--- Start Extracted information ---

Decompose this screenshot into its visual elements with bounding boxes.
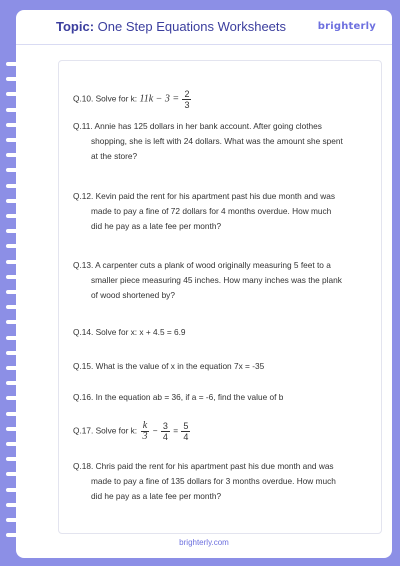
- question-number: Q.16.: [73, 392, 94, 402]
- question-18: [73, 459, 336, 504]
- fraction-numerator: k: [142, 420, 148, 431]
- page-title: [56, 19, 286, 34]
- question-11: [73, 119, 343, 164]
- question-line: Kevin paid the rent for his apartment past his due month and was: [95, 191, 335, 201]
- question-number: Q.14.: [73, 327, 94, 337]
- question-line: did he pay as a late fee per month?: [91, 221, 222, 231]
- question-number: Q.12.: [73, 191, 94, 201]
- topic-label: Topic:: [56, 19, 95, 34]
- fraction-denominator: 3: [142, 431, 148, 442]
- question-number: Q.13.: [73, 260, 94, 270]
- operator: −: [152, 425, 158, 436]
- question-16: [73, 390, 283, 405]
- question-14: [73, 325, 186, 340]
- fraction: [182, 89, 191, 110]
- fraction-denominator: 4: [183, 432, 189, 442]
- question-line: of wood shortened by?: [91, 290, 175, 300]
- question-12: [73, 189, 335, 234]
- question-number: Q.15.: [73, 361, 94, 371]
- fraction-numerator: 5: [183, 421, 189, 431]
- fraction-numerator: 2: [184, 89, 190, 99]
- topic-title: One Step Equations Worksheets: [97, 19, 287, 34]
- question-line: did he pay as a late fee per month?: [91, 491, 222, 501]
- fraction: [181, 421, 190, 442]
- fraction-denominator: 4: [162, 432, 168, 442]
- fraction: [140, 421, 149, 442]
- question-text: In the equation ab = 36, if a = -6, find the value of b: [95, 392, 284, 402]
- question-line: shopping, she is left with 24 dollars. What was the amount she spent: [91, 136, 343, 146]
- question-13: [73, 258, 342, 303]
- question-line: smaller piece measuring 45 inches. How many inches was the plank: [91, 275, 342, 285]
- question-text: What is the value of x in the equation 7x = -35: [95, 361, 265, 371]
- question-text: Solve for k:: [95, 93, 138, 104]
- question-17: [73, 421, 191, 442]
- footer-url[interactable]: brighterly.com: [179, 538, 229, 547]
- question-number: Q.18.: [73, 461, 94, 471]
- fraction-denominator: 3: [184, 100, 190, 110]
- question-text: Solve for x: x + 4.5 = 6.9: [95, 327, 186, 337]
- question-line: made to pay a fine of 72 dollars for 4 months overdue. How much: [91, 206, 332, 216]
- question-line: made to pay a fine of 135 dollars for 3 months overdue. How much: [91, 476, 336, 486]
- worksheet-page: [16, 10, 392, 558]
- fraction: [161, 421, 170, 442]
- equals-sign: =: [173, 425, 179, 436]
- question-10: [73, 89, 192, 110]
- question-number: Q.10.: [73, 93, 94, 104]
- equation-lhs: 11k − 3 =: [139, 93, 180, 105]
- question-text: Solve for k:: [95, 425, 138, 436]
- question-line: A carpenter cuts a plank of wood originally measuring 5 feet to a: [95, 260, 331, 270]
- fraction-numerator: 3: [162, 421, 168, 431]
- question-15: [73, 359, 264, 374]
- questions-panel: [58, 60, 382, 534]
- question-number: Q.17.: [73, 425, 94, 436]
- question-line: at the store?: [91, 151, 138, 161]
- worksheet-header: [16, 10, 392, 45]
- brand-logo: brighterly: [317, 21, 376, 32]
- question-line: Chris paid the rent for his apartment past his due month and was: [95, 461, 334, 471]
- question-line: Annie has 125 dollars in her bank account. After going clothes: [94, 121, 322, 131]
- question-number: Q.11.: [73, 121, 93, 131]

--- End Extracted information ---

* **Description of the task**
Output the lines of the item above as a numbered list, leaving out any blank lines. Begin at the line that contains "- question-number: Q.16.: [73, 392, 94, 402]" and stop after the line that contains "- question-17: [73, 421, 191, 442]".

* **Exercise solution**
1. - question-number: Q.16.: [73, 392, 94, 402]
2. - question-18: [73, 459, 336, 504]
3. - fraction-numerator: k: [142, 420, 148, 431]
4. - page-title: [56, 19, 286, 34]
5. - question-11: [73, 119, 343, 164]
6. - question-line: Kevin paid the rent for his apartment past his due month and was: [95, 191, 335, 201]
7. - question-number: Q.14.: [73, 327, 94, 337]
8. - question-line: did he pay as a late fee per month?: [91, 221, 222, 231]
9. - question-number: Q.12.: [73, 191, 94, 201]
10. - topic-label: Topic:: [56, 19, 95, 34]
11. - fraction-denominator: 3: [142, 431, 148, 442]
12. - question-number: Q.13.: [73, 260, 94, 270]
13. - operator: −: [152, 425, 158, 436]
14. - question-16: [73, 390, 283, 405]
15. - question-14: [73, 325, 186, 340]
16. - fraction: [182, 89, 191, 110]
17. - fraction-denominator: 4: [183, 432, 189, 442]
18. - question-line: of wood shortened by?: [91, 290, 175, 300]
19. - question-12: [73, 189, 335, 234]
20. - question-number: Q.15.: [73, 361, 94, 371]
21. - fraction-numerator: 5: [183, 421, 189, 431]
22. - fraction-numerator: 2: [184, 89, 190, 99]
23. - topic-title: One Step Equations Worksheets: [97, 19, 287, 34]
24. - question-line: did he pay as a late fee per month?: [91, 491, 222, 501]
25. - fraction: [181, 421, 190, 442]
26. - fraction-denominator: 4: [162, 432, 168, 442]
27. - fraction: [140, 421, 149, 442]
28. - question-text: In the equation ab = 36, if a = -6, find the value of b: [95, 392, 284, 402]
29. - question-line: shopping, she is left with 24 dollars. What was the amount she spent: [91, 136, 343, 146]
30. - question-13: [73, 258, 342, 303]
31. - question-line: smaller piece measuring 45 inches. How many inches was the plank: [91, 275, 342, 285]
32. - question-text: What is the value of x in the equation 7x = -35: [95, 361, 265, 371]
33. - question-text: Solve for k:: [95, 93, 138, 104]
34. - question-17: [73, 421, 191, 442]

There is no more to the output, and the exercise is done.